--- Begin RECORDS ---

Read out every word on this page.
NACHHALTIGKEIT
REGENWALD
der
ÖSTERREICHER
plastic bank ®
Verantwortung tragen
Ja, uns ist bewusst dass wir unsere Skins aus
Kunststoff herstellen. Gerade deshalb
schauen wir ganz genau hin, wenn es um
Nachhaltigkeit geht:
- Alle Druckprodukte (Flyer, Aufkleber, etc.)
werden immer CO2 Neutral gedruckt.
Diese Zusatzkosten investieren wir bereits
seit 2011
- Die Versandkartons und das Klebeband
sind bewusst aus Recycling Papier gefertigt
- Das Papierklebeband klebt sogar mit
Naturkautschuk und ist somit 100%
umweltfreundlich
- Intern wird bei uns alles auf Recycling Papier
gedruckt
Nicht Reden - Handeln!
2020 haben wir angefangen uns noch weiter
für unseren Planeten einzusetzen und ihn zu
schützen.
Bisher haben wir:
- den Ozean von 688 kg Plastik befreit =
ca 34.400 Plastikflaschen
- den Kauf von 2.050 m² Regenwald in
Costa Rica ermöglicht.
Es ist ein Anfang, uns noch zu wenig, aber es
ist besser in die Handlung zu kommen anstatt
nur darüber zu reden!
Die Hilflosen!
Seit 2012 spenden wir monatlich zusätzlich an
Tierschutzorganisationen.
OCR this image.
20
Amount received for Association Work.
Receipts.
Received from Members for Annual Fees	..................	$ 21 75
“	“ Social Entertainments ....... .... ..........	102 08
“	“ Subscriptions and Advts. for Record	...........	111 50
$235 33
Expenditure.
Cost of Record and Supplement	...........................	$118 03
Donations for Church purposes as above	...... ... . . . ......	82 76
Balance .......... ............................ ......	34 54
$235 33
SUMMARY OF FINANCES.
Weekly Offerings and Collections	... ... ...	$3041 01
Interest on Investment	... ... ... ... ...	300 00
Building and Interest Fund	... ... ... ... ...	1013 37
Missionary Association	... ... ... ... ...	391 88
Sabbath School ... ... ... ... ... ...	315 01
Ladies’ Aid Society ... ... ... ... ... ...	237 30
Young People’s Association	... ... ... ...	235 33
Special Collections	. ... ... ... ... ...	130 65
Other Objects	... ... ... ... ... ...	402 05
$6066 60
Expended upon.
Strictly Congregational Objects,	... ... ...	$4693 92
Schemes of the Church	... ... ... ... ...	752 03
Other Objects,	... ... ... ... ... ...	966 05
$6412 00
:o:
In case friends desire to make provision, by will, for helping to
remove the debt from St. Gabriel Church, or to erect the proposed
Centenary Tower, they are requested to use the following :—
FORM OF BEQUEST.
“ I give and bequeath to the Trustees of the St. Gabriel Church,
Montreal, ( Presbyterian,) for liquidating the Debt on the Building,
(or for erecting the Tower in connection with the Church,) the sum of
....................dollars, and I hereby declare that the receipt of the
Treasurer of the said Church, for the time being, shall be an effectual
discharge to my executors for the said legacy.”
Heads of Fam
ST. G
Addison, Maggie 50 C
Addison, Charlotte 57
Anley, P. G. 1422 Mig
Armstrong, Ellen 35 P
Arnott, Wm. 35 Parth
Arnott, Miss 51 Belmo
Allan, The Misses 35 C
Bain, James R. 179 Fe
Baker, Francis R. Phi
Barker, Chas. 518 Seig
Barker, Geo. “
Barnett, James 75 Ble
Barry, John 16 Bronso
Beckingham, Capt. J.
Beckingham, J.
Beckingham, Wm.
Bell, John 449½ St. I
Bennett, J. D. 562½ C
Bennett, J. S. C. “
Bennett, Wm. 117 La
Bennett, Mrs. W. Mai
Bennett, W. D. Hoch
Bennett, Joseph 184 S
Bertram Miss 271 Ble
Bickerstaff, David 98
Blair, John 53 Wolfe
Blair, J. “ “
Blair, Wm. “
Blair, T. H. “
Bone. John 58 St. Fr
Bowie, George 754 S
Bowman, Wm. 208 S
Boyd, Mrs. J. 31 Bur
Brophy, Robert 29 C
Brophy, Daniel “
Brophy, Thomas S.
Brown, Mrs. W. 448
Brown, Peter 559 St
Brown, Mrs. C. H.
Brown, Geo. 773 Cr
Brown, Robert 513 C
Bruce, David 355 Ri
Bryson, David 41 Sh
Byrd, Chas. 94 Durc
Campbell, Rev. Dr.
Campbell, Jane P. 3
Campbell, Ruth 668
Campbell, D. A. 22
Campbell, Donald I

--- End RECORDS ---

# [GOAL OF THE EXERCISE]
Note each line of the entries that has "gedruckt" in it, and copy those lines.

# [SOLUTION TO THE PROBLEM]
werden immer CO2 Neutral gedruckt.
gedruckt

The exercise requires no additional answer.